DIRECTIONS:
Look through the records that follow. Copy every line containing the word "JSON".

· · · · · · ·

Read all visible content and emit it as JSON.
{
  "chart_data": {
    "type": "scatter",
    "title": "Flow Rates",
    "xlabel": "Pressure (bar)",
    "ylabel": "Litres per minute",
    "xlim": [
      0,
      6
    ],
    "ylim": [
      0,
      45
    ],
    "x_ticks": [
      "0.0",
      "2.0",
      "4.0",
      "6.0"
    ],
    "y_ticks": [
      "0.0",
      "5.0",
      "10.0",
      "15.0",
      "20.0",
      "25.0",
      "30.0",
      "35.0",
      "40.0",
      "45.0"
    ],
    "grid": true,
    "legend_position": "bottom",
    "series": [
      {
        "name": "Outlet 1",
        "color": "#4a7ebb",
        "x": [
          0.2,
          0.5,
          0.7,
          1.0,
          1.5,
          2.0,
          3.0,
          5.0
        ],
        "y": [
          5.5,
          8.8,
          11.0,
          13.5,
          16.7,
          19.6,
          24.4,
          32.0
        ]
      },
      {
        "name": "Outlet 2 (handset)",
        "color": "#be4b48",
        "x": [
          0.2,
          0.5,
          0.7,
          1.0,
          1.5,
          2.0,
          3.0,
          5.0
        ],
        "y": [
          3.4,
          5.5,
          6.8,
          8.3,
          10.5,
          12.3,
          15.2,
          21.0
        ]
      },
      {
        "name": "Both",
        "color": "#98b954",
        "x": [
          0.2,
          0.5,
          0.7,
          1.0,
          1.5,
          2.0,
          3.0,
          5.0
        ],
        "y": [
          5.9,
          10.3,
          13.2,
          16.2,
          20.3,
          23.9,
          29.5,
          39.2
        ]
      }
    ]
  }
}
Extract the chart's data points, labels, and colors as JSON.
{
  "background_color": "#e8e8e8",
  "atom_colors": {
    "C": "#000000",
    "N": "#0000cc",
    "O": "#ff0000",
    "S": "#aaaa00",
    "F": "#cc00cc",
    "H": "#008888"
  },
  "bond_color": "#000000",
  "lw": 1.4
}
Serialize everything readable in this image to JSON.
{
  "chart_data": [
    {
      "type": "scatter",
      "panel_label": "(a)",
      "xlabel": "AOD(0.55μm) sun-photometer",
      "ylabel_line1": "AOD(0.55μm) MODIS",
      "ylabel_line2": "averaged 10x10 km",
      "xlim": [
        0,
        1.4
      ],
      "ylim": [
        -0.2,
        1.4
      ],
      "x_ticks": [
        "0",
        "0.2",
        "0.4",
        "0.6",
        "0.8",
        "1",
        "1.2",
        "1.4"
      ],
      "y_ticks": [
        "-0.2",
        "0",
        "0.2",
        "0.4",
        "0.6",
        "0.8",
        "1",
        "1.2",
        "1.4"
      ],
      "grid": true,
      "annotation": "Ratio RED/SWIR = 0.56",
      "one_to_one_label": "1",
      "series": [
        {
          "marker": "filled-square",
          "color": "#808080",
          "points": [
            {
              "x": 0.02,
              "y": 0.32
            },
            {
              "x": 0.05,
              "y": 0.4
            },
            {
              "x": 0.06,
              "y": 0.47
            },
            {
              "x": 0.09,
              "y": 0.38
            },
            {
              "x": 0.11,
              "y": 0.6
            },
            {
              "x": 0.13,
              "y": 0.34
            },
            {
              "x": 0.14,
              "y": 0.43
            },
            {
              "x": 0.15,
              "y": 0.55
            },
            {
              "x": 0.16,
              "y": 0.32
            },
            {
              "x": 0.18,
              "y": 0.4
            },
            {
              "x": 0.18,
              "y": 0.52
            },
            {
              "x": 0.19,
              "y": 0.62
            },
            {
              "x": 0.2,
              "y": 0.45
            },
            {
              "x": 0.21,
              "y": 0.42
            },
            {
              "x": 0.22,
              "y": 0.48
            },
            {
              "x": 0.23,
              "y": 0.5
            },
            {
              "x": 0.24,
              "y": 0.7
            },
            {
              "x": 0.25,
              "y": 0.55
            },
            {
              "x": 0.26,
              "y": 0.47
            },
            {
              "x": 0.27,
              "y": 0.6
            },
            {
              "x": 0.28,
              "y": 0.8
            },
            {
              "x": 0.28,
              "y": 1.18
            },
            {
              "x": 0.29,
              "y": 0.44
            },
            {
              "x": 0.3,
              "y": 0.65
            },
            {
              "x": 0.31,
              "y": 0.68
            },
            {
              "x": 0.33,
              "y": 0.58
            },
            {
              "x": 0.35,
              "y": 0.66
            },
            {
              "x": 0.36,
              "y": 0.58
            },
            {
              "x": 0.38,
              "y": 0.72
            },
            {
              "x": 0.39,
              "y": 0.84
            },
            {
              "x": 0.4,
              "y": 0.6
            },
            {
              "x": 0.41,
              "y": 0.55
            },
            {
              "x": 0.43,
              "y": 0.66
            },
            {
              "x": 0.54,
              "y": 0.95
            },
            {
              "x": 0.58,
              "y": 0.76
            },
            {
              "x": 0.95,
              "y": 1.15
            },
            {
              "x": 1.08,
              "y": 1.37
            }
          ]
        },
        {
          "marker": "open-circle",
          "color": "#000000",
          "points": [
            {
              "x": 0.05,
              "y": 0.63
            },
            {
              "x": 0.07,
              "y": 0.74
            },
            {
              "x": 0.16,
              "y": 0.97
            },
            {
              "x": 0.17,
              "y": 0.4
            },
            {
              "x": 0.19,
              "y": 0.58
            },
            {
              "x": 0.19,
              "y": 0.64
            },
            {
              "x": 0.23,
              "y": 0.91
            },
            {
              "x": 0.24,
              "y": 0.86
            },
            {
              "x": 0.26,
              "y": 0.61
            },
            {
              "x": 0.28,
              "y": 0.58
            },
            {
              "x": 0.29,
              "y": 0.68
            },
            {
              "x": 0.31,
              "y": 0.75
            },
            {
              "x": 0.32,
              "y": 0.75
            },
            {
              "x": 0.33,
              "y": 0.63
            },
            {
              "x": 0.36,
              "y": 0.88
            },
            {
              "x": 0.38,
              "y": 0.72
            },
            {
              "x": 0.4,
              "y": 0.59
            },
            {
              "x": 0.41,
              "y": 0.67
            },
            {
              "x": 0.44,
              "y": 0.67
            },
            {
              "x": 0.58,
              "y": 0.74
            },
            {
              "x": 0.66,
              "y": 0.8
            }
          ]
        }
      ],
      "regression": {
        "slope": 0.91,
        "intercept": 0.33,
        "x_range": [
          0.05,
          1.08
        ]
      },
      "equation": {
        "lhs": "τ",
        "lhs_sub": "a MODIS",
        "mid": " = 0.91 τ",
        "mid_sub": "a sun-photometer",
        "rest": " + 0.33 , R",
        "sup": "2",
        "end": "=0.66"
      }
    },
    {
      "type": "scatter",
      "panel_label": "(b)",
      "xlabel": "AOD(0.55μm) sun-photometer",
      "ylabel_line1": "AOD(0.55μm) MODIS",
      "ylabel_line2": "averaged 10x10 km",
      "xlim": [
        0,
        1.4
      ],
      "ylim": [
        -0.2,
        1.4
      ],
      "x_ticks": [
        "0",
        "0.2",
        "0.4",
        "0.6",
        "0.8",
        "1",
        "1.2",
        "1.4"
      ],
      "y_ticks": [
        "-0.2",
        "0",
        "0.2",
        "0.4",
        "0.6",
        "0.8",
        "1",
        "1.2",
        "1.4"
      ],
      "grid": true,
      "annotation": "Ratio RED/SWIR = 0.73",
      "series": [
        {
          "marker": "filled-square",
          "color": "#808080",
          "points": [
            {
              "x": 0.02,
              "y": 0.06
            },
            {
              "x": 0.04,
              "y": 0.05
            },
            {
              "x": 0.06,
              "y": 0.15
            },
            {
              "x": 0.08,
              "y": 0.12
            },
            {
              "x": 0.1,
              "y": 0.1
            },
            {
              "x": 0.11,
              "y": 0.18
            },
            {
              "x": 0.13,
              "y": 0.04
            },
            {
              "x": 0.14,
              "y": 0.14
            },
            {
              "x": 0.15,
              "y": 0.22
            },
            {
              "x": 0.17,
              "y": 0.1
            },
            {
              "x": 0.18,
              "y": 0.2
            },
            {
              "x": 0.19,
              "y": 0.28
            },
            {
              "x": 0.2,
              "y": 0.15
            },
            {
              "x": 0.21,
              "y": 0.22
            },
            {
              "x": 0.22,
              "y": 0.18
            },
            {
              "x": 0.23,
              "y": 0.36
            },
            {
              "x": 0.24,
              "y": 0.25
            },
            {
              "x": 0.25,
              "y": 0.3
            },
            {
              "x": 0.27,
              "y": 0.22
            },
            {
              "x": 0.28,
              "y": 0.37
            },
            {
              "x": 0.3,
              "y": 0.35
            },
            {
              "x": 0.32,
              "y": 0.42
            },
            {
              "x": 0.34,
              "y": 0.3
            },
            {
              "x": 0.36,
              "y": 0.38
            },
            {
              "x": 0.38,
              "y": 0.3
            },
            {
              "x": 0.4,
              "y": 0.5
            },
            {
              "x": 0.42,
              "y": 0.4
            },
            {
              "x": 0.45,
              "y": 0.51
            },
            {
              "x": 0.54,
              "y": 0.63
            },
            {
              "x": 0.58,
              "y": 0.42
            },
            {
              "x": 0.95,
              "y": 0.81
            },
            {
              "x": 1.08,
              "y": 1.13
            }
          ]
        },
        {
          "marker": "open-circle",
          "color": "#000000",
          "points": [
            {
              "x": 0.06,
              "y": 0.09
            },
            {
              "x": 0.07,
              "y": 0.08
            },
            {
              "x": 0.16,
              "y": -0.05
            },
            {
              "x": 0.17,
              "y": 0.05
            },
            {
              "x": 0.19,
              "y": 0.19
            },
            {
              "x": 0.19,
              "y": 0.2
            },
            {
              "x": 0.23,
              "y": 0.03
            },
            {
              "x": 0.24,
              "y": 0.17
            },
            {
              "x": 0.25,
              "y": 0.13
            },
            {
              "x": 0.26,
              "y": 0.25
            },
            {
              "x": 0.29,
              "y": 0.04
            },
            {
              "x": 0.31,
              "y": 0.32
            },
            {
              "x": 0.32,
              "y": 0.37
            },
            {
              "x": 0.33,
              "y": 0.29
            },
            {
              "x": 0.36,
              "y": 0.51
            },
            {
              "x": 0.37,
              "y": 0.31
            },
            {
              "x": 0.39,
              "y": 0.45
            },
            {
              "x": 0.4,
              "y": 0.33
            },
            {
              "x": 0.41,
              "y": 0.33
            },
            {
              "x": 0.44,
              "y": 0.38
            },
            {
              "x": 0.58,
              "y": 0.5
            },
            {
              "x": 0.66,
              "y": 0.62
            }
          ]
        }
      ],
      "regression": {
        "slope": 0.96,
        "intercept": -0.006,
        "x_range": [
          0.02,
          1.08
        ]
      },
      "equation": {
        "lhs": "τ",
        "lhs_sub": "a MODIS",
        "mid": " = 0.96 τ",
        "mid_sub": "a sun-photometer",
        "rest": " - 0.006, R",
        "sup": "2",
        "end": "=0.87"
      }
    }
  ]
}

· · · · · · ·

FULL OUTPUT:
Read all visible content and emit it as JSON.
Extract the chart's data points, labels, and colors as JSON.
Serialize everything readable in this image to JSON.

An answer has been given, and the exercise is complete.